* _Given problem_: Check each line of the entries below for the string "screenshot" and state how many lines have it, with no other text.

Dataset excerpts:
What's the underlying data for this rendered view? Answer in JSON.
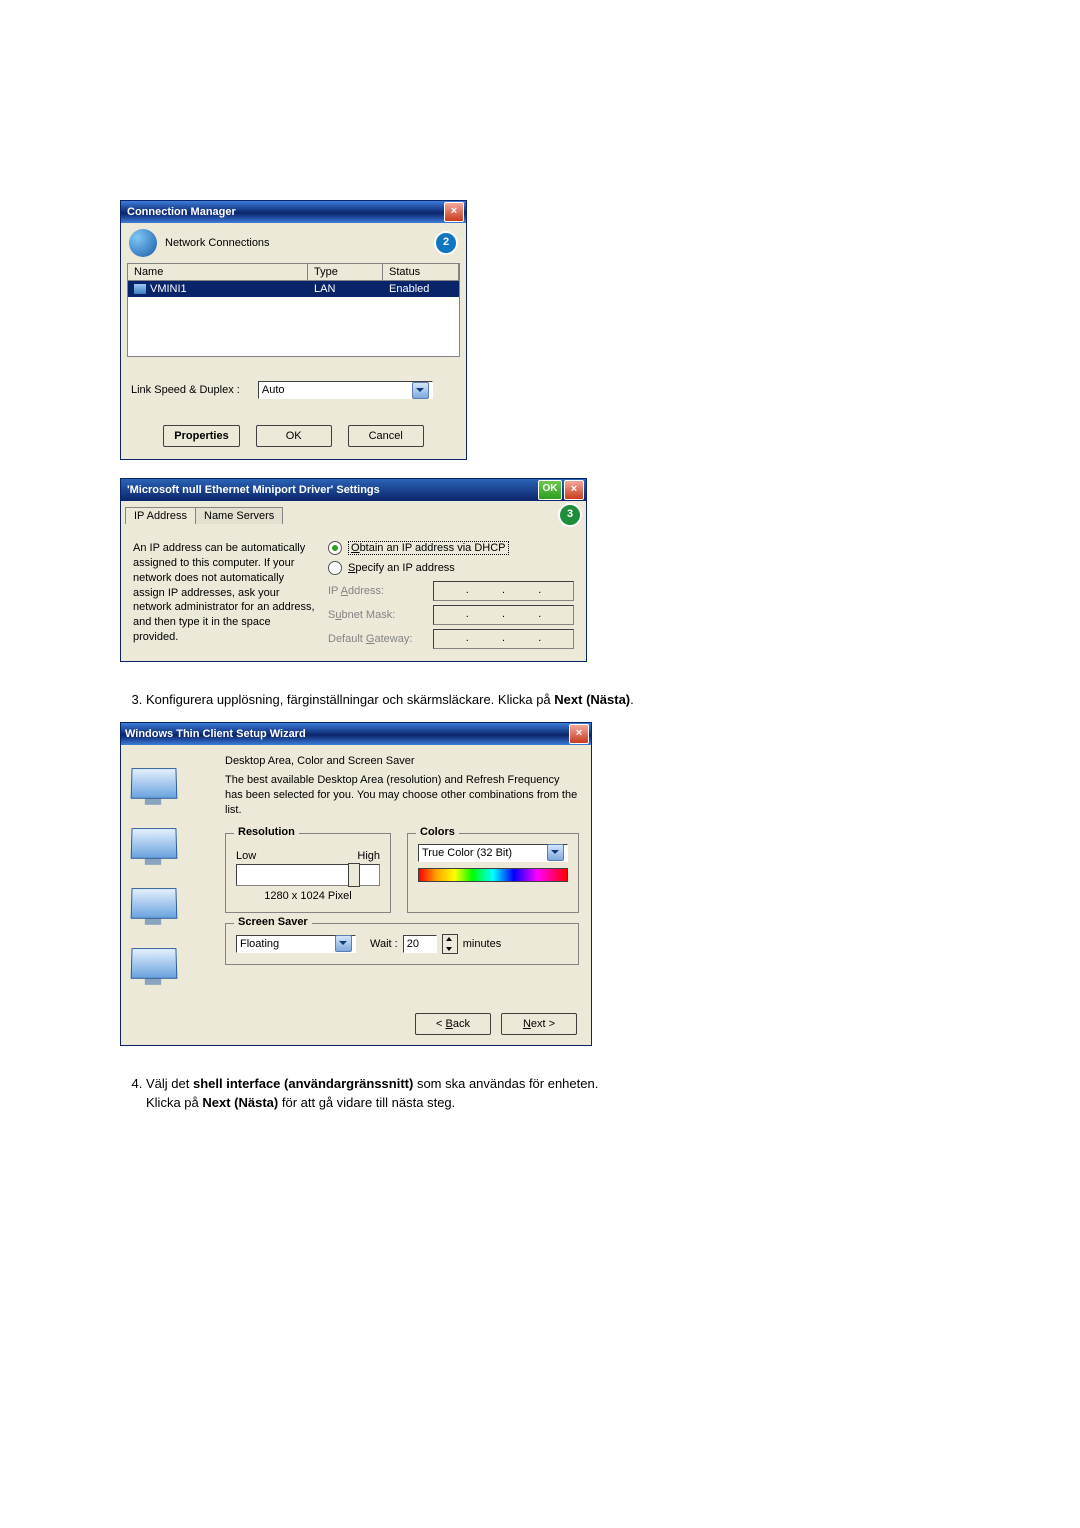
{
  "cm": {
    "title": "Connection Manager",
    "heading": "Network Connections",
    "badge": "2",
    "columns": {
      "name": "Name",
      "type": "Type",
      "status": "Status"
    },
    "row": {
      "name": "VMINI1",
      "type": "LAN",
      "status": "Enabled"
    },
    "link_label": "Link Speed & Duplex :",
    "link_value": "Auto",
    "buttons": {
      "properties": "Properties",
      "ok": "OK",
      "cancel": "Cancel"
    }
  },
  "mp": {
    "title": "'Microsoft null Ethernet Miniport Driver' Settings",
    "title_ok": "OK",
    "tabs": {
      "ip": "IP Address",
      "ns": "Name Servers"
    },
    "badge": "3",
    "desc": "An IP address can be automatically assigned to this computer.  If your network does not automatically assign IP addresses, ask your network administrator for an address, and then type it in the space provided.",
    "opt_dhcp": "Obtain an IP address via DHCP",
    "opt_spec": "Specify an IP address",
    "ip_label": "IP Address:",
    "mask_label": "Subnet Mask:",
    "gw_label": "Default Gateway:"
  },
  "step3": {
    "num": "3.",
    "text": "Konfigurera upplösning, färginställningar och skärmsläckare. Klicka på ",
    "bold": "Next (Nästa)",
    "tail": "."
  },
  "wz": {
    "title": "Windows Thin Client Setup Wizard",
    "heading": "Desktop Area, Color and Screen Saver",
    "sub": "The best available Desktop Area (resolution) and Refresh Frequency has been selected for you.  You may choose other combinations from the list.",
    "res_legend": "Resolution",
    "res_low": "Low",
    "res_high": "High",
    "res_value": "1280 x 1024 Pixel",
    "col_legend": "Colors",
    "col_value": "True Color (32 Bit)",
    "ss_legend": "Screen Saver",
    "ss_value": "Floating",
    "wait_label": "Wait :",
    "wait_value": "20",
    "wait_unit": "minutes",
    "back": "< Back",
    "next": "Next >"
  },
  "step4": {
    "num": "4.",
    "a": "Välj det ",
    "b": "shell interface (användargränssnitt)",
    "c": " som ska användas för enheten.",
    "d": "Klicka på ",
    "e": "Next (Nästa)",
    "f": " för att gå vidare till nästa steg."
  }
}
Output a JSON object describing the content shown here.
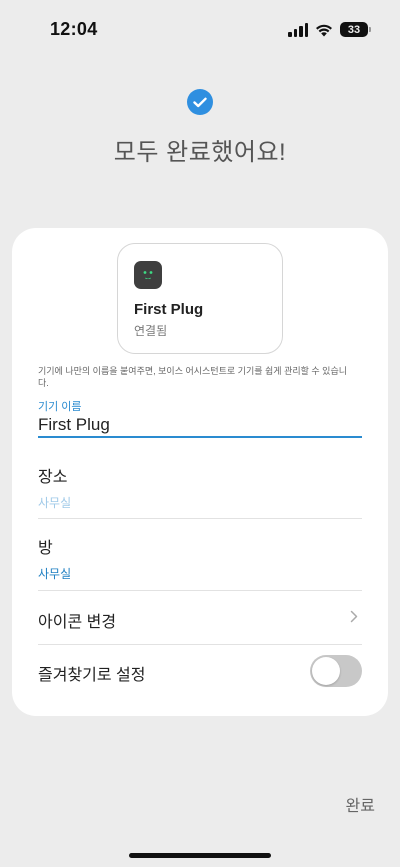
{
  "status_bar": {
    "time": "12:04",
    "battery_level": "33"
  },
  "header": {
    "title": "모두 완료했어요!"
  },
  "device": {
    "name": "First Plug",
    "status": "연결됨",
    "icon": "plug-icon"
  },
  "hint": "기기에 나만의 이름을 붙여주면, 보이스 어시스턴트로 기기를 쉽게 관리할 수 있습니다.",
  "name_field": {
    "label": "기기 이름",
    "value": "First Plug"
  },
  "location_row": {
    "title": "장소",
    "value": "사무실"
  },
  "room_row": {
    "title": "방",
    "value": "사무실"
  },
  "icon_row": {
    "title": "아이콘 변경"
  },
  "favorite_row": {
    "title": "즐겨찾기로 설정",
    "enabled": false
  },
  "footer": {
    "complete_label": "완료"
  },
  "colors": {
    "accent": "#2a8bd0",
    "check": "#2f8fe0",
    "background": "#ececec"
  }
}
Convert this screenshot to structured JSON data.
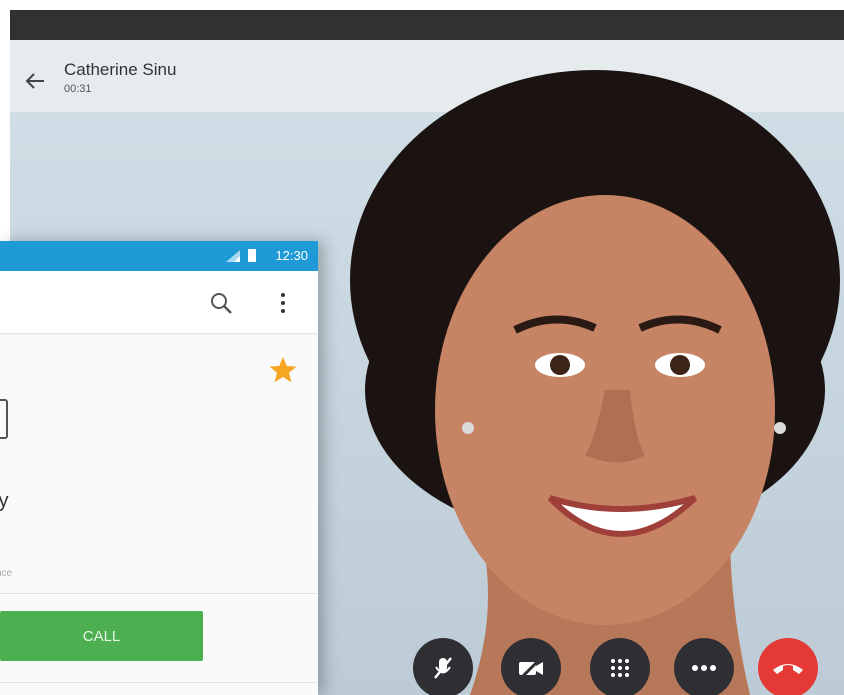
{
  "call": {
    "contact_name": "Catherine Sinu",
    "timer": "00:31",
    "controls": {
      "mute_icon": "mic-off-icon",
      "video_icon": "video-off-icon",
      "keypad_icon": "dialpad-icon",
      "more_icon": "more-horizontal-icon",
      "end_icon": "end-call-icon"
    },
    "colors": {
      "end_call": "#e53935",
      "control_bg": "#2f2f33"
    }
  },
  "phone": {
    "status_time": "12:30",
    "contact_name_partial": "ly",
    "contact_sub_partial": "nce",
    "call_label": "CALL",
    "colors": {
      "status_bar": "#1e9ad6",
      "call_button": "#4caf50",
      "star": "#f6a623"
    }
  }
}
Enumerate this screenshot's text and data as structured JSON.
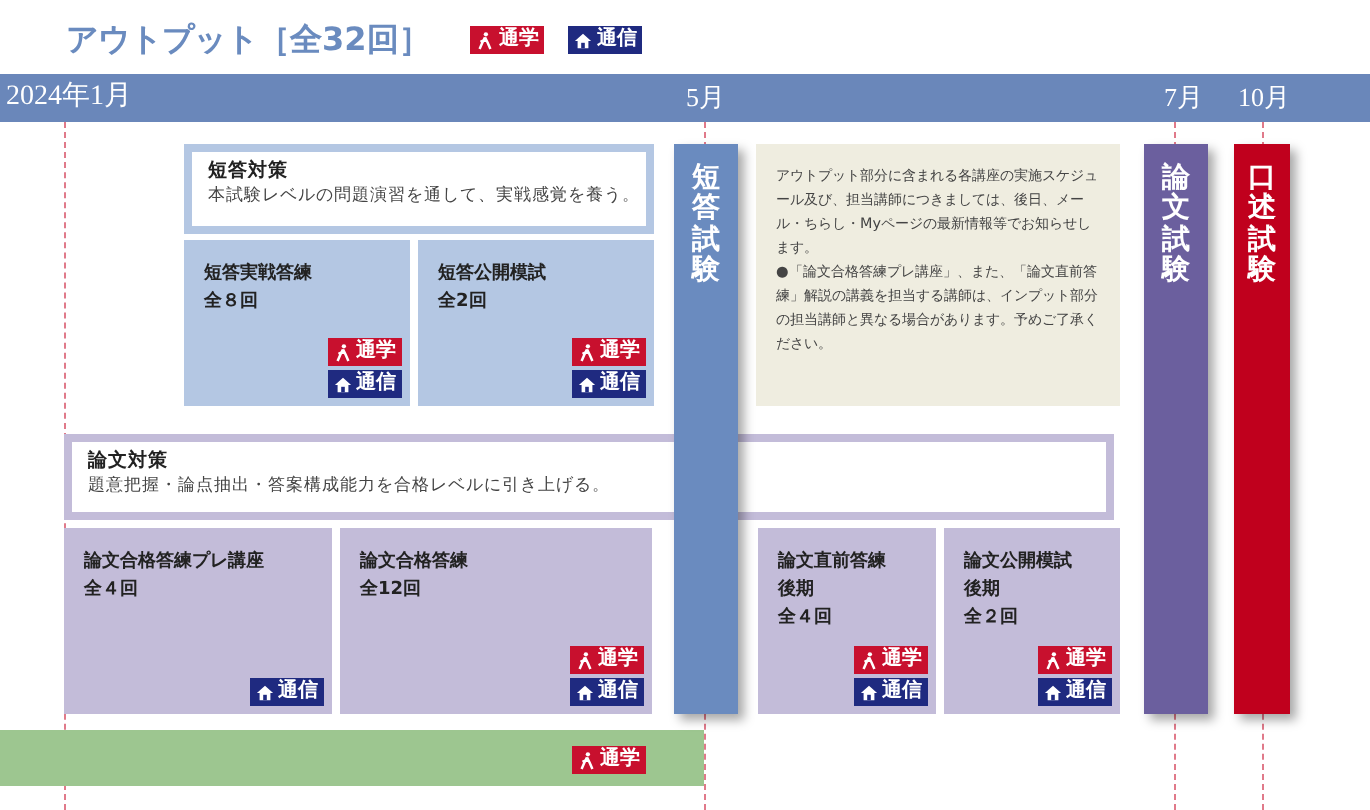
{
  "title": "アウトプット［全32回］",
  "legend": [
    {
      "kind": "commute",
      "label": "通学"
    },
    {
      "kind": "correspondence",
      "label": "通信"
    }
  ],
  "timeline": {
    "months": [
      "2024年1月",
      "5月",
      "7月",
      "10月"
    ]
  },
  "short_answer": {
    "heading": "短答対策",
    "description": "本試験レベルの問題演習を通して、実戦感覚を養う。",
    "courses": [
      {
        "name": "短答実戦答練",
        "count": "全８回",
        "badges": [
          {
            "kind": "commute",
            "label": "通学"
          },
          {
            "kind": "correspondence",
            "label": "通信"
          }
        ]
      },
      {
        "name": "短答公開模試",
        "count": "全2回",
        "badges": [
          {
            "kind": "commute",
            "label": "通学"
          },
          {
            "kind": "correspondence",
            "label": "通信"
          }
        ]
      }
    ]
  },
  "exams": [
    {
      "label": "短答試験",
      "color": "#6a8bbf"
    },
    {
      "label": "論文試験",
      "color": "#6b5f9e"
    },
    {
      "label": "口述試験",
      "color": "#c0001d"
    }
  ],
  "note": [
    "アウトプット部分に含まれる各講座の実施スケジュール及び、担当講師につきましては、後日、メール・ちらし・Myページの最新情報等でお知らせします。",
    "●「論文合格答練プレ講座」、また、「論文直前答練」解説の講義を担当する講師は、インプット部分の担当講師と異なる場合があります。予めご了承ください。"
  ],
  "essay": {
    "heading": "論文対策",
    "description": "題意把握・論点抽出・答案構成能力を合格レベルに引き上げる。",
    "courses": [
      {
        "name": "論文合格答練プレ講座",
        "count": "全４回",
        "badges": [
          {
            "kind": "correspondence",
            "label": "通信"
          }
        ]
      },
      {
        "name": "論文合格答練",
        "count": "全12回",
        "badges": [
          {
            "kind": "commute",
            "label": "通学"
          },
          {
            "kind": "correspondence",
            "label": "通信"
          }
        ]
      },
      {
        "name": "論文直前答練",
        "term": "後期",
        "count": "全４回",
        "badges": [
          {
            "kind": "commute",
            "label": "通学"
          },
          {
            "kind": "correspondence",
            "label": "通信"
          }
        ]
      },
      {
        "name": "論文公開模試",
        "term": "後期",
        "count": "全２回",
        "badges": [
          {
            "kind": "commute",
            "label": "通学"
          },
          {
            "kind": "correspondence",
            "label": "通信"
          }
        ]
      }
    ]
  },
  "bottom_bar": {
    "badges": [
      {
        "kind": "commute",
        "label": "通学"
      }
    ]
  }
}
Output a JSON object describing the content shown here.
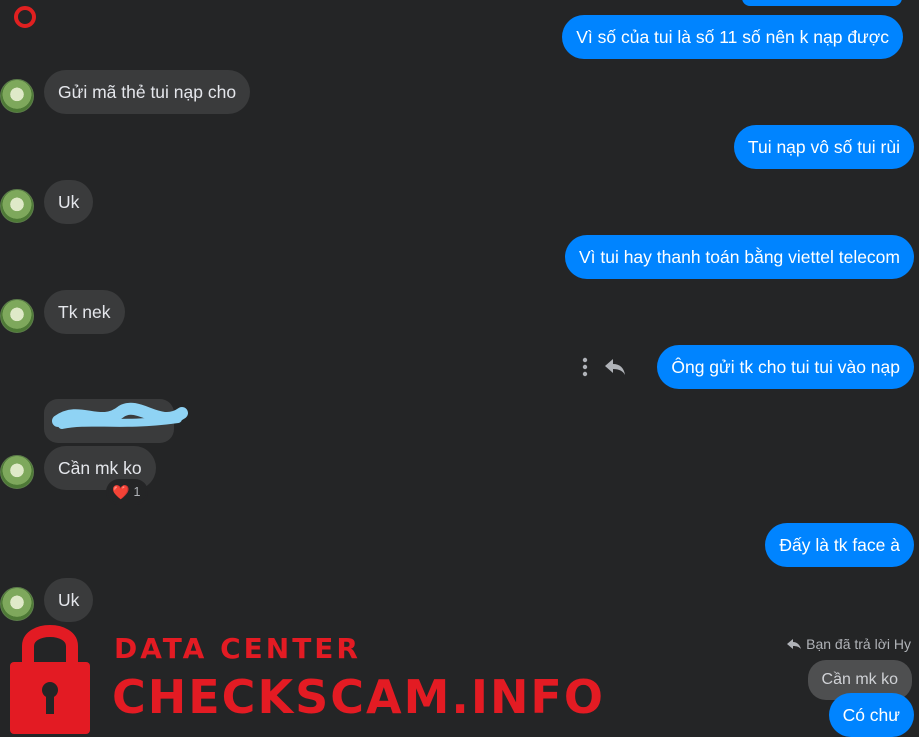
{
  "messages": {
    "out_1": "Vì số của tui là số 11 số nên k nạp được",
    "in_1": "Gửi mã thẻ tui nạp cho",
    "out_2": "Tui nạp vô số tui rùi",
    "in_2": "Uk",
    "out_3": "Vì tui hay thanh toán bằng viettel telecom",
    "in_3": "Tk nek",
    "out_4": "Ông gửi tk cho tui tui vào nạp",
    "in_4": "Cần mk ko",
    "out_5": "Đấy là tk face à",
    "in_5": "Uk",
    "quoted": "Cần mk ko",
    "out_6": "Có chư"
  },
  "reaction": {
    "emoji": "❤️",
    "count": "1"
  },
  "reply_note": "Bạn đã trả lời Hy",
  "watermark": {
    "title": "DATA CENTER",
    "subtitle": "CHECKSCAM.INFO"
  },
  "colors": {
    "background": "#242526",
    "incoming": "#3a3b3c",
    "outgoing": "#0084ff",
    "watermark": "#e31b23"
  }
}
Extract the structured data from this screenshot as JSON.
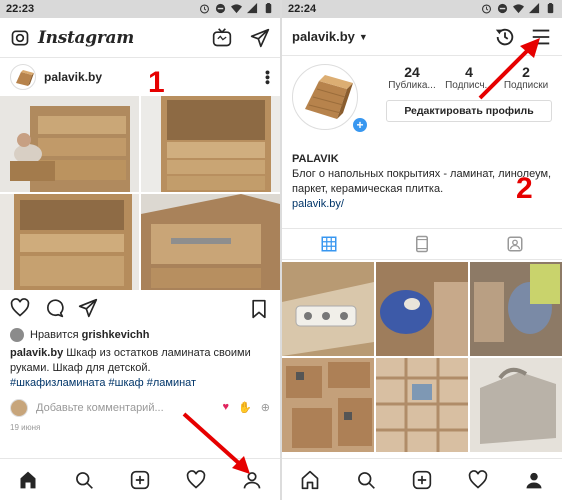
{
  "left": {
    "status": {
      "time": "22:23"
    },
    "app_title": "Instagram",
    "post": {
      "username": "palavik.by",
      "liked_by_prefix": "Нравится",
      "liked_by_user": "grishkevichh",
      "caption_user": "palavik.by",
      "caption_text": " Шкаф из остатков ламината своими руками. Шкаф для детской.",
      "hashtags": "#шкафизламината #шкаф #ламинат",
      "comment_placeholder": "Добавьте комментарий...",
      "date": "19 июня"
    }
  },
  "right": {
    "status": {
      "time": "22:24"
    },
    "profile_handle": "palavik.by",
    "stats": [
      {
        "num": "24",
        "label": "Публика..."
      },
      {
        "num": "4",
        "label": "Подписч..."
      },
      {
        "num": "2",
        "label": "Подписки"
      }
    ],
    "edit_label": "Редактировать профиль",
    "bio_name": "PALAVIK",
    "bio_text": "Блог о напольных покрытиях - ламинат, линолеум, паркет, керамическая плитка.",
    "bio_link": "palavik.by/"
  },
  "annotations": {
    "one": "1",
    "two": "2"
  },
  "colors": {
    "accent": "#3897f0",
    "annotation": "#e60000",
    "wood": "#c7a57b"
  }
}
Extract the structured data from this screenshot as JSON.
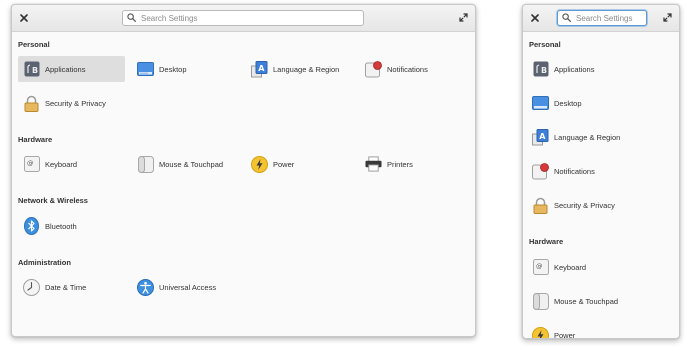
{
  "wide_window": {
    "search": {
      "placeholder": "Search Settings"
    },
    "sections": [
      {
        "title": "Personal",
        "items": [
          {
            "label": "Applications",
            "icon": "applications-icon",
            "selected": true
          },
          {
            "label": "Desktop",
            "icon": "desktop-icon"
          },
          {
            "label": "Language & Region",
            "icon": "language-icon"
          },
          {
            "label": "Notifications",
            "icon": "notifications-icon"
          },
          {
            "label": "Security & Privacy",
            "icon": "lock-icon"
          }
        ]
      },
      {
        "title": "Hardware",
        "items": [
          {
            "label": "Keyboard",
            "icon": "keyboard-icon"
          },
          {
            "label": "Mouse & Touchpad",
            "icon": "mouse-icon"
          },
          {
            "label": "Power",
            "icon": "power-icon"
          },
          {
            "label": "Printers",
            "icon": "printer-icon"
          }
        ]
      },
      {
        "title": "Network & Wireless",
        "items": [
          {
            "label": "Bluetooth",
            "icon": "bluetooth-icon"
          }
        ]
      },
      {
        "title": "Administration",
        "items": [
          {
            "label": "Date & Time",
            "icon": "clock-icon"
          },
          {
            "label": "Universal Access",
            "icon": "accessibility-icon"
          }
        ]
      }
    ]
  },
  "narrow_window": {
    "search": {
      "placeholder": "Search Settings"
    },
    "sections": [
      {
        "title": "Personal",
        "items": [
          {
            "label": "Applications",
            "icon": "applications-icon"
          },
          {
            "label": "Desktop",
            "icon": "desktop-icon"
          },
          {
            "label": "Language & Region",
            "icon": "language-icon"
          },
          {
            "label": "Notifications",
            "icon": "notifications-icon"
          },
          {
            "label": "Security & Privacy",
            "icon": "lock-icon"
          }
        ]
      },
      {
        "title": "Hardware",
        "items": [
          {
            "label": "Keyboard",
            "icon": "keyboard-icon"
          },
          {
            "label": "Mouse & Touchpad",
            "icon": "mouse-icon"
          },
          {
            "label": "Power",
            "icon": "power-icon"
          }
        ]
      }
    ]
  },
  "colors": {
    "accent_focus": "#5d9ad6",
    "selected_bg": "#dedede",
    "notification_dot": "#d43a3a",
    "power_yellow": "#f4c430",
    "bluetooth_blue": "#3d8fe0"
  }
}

* _Task output_: 4